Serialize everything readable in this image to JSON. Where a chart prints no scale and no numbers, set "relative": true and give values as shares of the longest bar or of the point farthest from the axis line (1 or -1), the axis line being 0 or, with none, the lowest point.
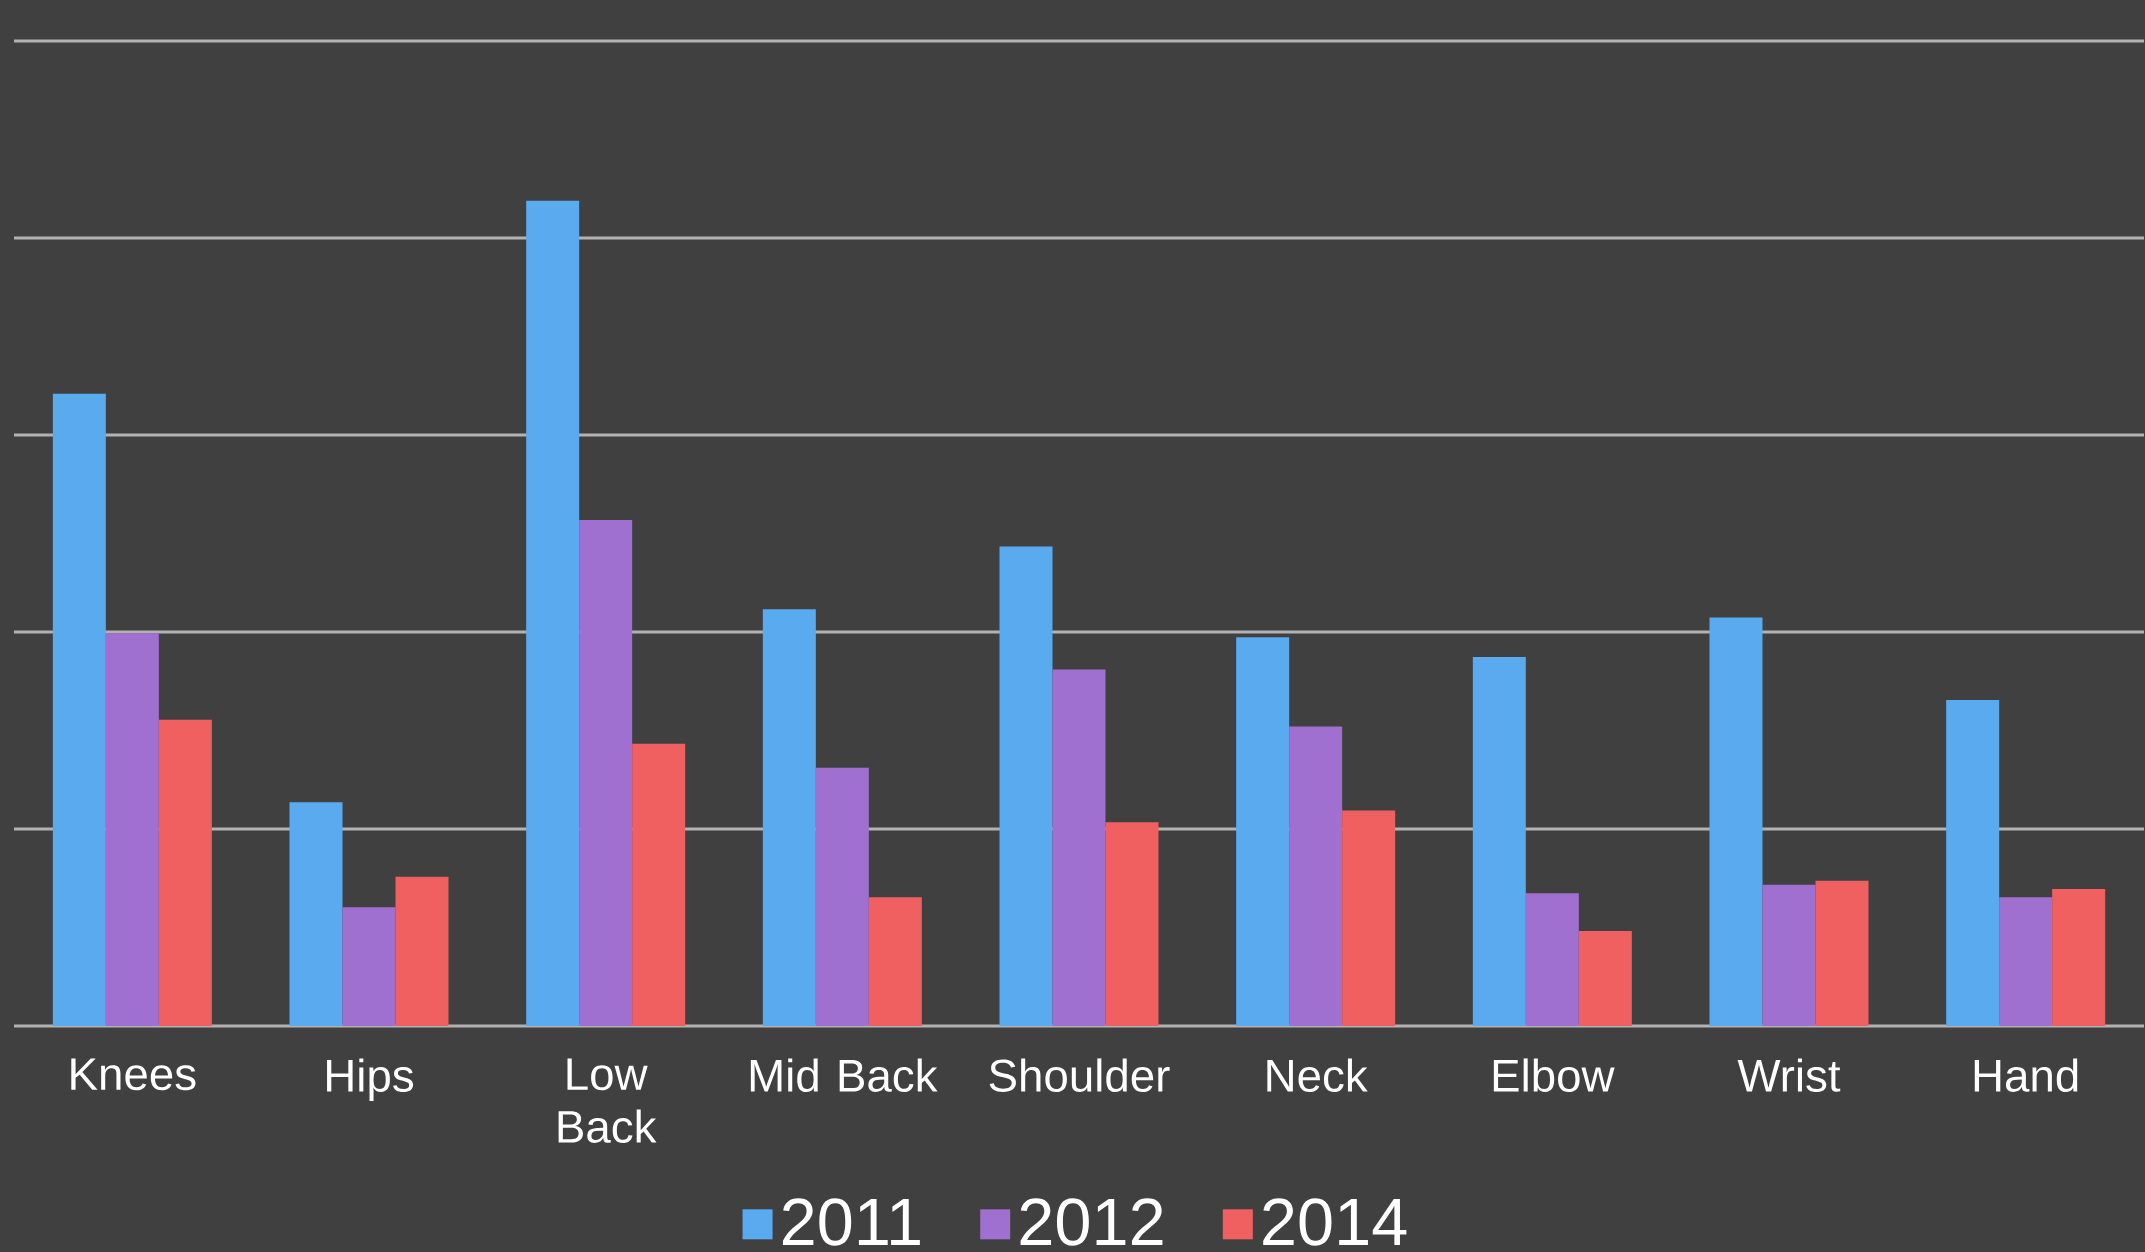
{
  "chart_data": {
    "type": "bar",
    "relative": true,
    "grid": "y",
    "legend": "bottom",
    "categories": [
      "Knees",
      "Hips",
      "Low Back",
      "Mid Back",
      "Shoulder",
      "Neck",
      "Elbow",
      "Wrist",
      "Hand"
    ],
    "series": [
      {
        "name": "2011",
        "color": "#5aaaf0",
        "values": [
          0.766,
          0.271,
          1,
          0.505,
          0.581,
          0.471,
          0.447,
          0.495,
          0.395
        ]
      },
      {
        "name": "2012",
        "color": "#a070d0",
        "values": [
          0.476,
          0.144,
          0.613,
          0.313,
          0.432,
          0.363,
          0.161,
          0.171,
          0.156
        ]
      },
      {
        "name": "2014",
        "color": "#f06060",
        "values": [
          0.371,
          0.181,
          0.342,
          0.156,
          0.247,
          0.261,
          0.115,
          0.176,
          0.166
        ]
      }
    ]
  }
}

What is required: Skip the pictures, then retype every line above exactly.

Output of the exercise:
Serialize everything readable in this image to JSON. Where a chart prints no scale and no numbers, set "relative": true and give values as shares of the longest bar or of the point farthest from the axis line (1 or -1), the axis line being 0 or, with none, the lowest point.
{
  "chart_data": {
    "type": "bar",
    "relative": true,
    "grid": "y",
    "legend": "bottom",
    "categories": [
      "Knees",
      "Hips",
      "Low Back",
      "Mid Back",
      "Shoulder",
      "Neck",
      "Elbow",
      "Wrist",
      "Hand"
    ],
    "series": [
      {
        "name": "2011",
        "color": "#5aaaf0",
        "values": [
          0.766,
          0.271,
          1,
          0.505,
          0.581,
          0.471,
          0.447,
          0.495,
          0.395
        ]
      },
      {
        "name": "2012",
        "color": "#a070d0",
        "values": [
          0.476,
          0.144,
          0.613,
          0.313,
          0.432,
          0.363,
          0.161,
          0.171,
          0.156
        ]
      },
      {
        "name": "2014",
        "color": "#f06060",
        "values": [
          0.371,
          0.181,
          0.342,
          0.156,
          0.247,
          0.261,
          0.115,
          0.176,
          0.166
        ]
      }
    ]
  }
}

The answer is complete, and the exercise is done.